** Start of Input for this task **

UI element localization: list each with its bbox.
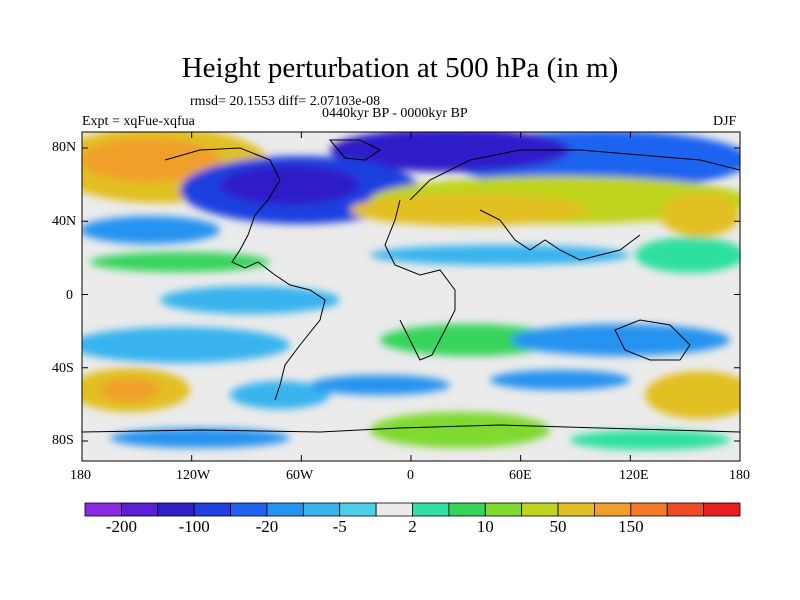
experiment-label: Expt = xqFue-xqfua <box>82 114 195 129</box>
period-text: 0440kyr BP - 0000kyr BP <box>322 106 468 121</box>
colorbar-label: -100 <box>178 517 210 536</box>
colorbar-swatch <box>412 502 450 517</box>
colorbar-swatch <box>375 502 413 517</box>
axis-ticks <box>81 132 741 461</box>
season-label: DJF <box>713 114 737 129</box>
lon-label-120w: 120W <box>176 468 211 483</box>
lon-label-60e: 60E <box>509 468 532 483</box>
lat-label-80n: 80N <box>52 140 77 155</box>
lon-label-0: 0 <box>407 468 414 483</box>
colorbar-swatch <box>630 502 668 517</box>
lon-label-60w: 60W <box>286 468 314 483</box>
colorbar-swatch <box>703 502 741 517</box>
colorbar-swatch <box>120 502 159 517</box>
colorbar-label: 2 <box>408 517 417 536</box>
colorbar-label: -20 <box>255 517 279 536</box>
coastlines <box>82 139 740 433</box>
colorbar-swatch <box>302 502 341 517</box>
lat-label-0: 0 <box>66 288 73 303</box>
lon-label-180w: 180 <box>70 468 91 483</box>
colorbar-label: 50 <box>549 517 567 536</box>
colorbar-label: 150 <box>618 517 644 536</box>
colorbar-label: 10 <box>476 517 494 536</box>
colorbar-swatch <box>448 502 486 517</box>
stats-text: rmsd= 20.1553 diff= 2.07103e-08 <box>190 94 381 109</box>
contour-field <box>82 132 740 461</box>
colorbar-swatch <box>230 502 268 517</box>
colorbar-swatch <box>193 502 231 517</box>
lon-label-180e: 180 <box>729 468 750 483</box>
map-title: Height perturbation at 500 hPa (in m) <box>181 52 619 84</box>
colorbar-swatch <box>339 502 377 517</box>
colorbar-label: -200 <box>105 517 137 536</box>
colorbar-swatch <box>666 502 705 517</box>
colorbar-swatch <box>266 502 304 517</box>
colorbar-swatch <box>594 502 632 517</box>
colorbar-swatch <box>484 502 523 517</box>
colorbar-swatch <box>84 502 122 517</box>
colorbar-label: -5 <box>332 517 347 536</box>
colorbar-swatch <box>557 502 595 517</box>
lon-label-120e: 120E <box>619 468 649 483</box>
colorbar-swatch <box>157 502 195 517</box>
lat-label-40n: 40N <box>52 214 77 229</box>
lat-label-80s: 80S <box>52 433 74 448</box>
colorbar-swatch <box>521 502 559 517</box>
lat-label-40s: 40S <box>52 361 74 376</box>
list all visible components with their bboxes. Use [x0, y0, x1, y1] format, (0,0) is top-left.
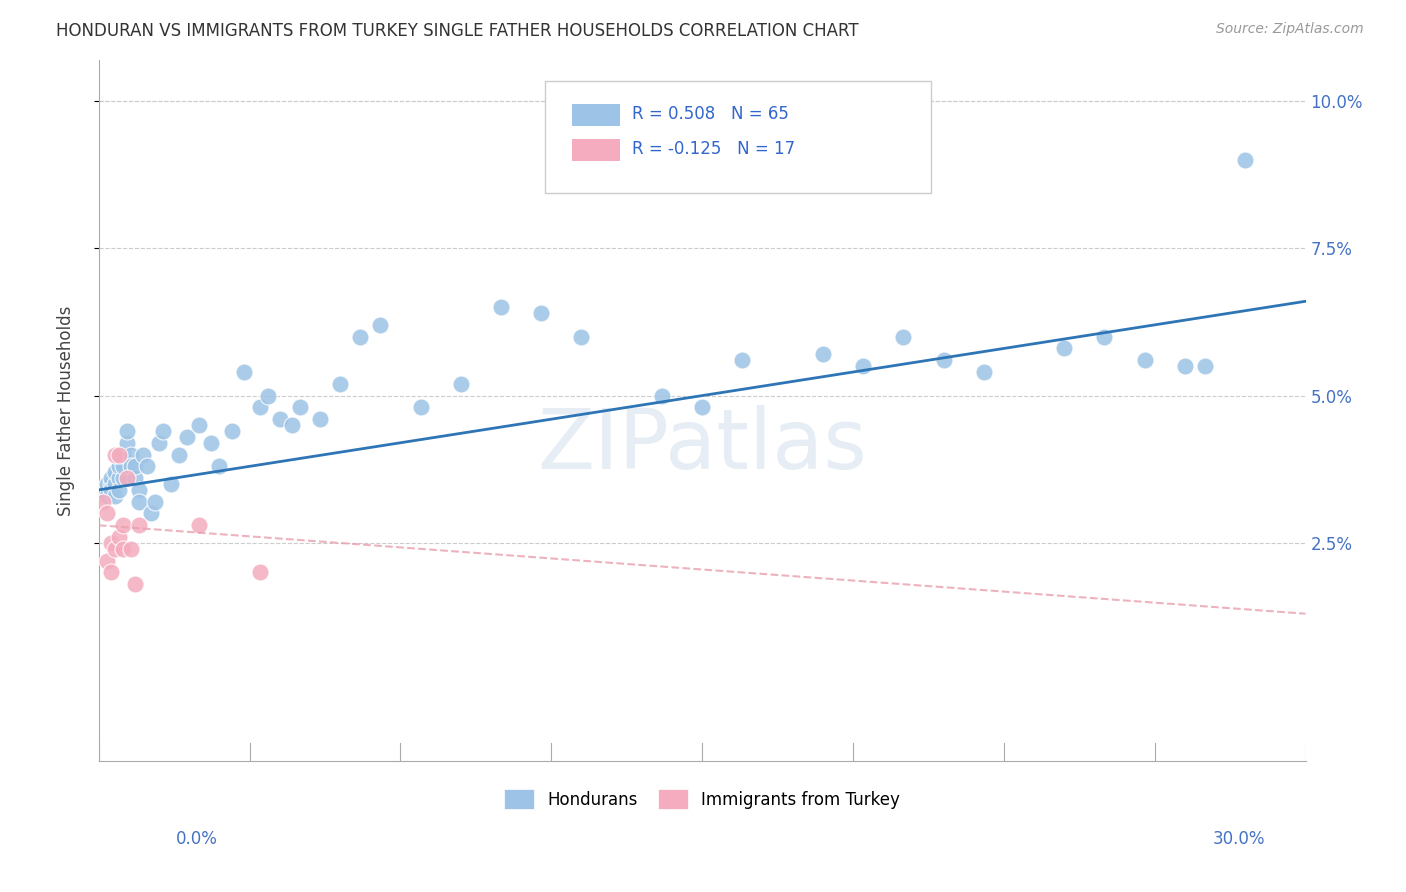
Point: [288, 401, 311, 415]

** End of Input for this task **

• [What you have to do] Reproduce every line of the entries above verbatim, omitting the pictures.

• [Correct answer]
UI element localization: list each with its bbox.
experiment-label: Expt = xqFue-xqfua <box>82 114 195 129</box>
period-text: 0440kyr BP - 0000kyr BP <box>322 106 468 121</box>
colorbar-label: -100 <box>178 517 210 536</box>
colorbar-swatch <box>412 502 450 517</box>
colorbar-swatch <box>375 502 413 517</box>
axis-ticks <box>81 132 741 461</box>
season-label: DJF <box>713 114 737 129</box>
lon-label-120w: 120W <box>176 468 211 483</box>
lon-label-60e: 60E <box>509 468 532 483</box>
lat-label-80n: 80N <box>52 140 77 155</box>
lon-label-0: 0 <box>407 468 414 483</box>
colorbar-swatch <box>630 502 668 517</box>
lon-label-60w: 60W <box>286 468 314 483</box>
colorbar-swatch <box>703 502 741 517</box>
colorbar-swatch <box>120 502 159 517</box>
colorbar-label: 2 <box>408 517 417 536</box>
colorbar-label: -20 <box>255 517 279 536</box>
coastlines <box>82 139 740 433</box>
colorbar-swatch <box>302 502 341 517</box>
lat-label-0: 0 <box>66 288 73 303</box>
lon-label-180w: 180 <box>70 468 91 483</box>
colorbar-label: 50 <box>549 517 567 536</box>
colorbar-label: 150 <box>618 517 644 536</box>
colorbar-label: 10 <box>476 517 494 536</box>
colorbar-swatch <box>448 502 486 517</box>
stats-text: rmsd= 20.1553 diff= 2.07103e-08 <box>190 94 381 109</box>
contour-field <box>82 132 740 461</box>
colorbar-swatch <box>230 502 268 517</box>
colorbar-swatch <box>193 502 231 517</box>
lon-label-180e: 180 <box>729 468 750 483</box>
map-title: Height perturbation at 500 hPa (in m) <box>181 52 619 84</box>
colorbar-swatch <box>339 502 377 517</box>
colorbar-label: -200 <box>105 517 137 536</box>
colorbar-swatch <box>666 502 705 517</box>
colorbar-swatch <box>266 502 304 517</box>
colorbar-swatch <box>594 502 632 517</box>
colorbar-swatch <box>484 502 523 517</box>
colorbar-swatch <box>84 502 122 517</box>
colorbar-label: -5 <box>332 517 347 536</box>
colorbar-swatch <box>557 502 595 517</box>
lon-label-120e: 120E <box>619 468 649 483</box>
colorbar-swatch <box>157 502 195 517</box>
lat-label-40n: 40N <box>52 214 77 229</box>
lat-label-80s: 80S <box>52 433 74 448</box>
colorbar-swatch <box>521 502 559 517</box>
lat-label-40s: 40S <box>52 361 74 376</box>
list all visible components with their bboxes. Use [x0, y0, x1, y1] format, (0,0) is top-left.
Point: [288, 401, 311, 415]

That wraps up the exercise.